[Stored records]
-- Start --
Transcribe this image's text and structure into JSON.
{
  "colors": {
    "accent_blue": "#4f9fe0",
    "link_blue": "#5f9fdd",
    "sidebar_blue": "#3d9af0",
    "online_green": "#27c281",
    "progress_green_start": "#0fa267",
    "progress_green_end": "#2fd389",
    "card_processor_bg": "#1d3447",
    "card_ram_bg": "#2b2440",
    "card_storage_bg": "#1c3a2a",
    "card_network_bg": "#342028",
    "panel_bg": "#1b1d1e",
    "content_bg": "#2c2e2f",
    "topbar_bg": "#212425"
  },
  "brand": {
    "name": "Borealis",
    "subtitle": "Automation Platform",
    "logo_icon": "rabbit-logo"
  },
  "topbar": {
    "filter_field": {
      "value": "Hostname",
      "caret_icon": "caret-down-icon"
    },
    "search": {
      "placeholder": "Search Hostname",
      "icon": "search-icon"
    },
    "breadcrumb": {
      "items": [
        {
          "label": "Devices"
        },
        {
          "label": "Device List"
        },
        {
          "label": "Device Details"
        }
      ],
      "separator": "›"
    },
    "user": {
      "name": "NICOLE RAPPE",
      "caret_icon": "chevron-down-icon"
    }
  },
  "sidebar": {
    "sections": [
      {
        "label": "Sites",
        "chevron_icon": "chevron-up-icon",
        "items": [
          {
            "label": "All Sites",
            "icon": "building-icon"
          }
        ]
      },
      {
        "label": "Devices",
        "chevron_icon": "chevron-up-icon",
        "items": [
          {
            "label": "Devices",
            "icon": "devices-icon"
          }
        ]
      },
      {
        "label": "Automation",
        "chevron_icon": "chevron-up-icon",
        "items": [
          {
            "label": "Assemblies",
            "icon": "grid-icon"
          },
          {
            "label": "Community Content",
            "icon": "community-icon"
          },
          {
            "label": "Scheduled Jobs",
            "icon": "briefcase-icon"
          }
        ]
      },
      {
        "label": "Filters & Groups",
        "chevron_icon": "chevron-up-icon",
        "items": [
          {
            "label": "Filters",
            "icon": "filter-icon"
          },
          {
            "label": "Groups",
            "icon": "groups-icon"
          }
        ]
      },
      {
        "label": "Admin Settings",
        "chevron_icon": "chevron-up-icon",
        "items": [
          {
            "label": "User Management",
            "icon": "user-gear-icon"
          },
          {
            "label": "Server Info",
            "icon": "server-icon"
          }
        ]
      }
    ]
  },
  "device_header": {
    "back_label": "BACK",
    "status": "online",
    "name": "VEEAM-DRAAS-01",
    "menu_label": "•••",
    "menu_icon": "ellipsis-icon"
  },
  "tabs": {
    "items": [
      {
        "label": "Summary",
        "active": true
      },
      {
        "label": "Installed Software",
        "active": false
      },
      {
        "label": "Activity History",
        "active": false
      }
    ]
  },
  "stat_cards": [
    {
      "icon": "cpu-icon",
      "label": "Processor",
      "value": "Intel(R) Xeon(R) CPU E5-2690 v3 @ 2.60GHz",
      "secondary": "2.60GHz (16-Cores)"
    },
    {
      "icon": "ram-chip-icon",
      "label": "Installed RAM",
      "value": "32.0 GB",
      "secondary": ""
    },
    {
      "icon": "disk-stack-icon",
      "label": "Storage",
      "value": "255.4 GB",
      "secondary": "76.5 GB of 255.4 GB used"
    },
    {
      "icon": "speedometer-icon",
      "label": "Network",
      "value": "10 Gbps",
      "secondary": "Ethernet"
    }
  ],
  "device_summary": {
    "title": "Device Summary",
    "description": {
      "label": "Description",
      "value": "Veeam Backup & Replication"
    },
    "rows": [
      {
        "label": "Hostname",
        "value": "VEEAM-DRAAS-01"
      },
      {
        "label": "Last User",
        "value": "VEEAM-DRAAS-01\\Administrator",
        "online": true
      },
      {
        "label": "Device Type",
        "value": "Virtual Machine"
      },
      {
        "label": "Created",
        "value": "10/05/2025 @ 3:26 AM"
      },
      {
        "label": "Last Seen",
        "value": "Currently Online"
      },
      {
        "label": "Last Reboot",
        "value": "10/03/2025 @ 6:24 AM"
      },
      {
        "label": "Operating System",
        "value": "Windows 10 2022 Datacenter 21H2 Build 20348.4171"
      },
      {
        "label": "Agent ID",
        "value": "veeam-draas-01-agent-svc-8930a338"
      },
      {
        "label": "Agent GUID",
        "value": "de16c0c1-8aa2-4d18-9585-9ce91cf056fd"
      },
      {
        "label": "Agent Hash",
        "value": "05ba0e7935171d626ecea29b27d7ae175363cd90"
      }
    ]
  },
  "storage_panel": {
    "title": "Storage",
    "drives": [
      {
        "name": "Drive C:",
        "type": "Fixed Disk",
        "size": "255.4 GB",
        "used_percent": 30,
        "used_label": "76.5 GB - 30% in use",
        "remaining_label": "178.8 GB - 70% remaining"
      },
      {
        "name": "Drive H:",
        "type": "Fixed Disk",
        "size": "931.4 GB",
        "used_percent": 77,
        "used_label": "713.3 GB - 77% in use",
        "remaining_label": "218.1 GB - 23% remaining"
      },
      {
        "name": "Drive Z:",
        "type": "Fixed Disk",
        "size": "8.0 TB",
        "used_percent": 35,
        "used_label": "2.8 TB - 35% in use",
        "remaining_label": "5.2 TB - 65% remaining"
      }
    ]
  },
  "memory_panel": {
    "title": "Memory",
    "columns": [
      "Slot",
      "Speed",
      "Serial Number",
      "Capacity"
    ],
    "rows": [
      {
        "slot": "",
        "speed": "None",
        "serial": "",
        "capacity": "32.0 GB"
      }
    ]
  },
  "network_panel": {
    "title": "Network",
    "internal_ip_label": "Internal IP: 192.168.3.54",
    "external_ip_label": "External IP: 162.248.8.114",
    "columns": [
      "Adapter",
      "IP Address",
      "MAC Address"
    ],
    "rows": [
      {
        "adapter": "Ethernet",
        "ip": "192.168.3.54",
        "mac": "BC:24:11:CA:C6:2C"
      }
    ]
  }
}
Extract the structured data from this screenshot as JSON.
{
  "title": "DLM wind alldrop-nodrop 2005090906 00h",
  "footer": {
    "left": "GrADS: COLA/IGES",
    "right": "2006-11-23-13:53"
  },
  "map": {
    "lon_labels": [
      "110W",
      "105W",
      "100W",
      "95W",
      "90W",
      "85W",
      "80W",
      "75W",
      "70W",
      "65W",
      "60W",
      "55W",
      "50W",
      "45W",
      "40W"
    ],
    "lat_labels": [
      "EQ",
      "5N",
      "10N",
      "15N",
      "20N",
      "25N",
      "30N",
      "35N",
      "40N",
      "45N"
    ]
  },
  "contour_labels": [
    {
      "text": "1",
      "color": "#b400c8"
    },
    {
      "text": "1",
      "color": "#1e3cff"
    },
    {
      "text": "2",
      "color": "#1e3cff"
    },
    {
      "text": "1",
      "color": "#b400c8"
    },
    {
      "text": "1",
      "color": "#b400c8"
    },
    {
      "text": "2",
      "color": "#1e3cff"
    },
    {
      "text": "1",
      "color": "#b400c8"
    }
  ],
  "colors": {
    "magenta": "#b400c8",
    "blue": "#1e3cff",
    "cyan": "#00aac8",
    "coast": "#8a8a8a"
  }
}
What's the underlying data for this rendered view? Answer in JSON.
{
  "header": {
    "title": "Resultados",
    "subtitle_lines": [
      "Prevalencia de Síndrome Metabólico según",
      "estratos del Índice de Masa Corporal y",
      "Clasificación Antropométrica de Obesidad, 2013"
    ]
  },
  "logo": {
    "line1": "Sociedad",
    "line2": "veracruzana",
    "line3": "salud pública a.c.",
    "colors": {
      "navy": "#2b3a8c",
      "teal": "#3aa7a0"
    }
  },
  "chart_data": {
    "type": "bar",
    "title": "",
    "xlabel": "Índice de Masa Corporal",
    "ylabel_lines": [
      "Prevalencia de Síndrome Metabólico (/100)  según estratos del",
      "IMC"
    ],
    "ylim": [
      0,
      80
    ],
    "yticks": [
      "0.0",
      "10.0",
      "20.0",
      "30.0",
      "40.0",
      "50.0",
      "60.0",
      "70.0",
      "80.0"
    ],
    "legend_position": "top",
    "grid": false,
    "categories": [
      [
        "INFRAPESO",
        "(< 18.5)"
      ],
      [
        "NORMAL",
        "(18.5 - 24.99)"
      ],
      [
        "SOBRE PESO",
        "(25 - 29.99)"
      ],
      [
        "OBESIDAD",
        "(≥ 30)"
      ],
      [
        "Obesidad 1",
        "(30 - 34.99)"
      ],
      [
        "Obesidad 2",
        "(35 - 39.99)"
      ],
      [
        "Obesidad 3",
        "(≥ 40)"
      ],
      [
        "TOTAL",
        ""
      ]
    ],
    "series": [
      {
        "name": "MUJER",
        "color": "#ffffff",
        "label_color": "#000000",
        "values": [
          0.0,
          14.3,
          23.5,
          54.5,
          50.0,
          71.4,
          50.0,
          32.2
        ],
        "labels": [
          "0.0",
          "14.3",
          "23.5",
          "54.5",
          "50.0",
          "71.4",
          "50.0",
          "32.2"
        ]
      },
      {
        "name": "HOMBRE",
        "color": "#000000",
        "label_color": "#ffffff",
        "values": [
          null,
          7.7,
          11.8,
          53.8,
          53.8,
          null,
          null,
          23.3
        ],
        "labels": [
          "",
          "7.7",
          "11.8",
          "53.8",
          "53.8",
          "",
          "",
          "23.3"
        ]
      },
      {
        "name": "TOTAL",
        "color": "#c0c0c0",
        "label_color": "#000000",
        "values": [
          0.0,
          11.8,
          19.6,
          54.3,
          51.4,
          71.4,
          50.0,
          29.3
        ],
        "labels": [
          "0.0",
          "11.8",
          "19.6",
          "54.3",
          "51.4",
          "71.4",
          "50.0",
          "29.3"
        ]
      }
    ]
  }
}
-- End --
_PROBLEM:_ Search the records for the word "Prevalencia". Copy every line that has it.

_RESPONSE BELOW:_
      "Prevalencia de Síndrome Metabólico según",
      "Prevalencia de Síndrome Metabólico (/100)  según estratos del",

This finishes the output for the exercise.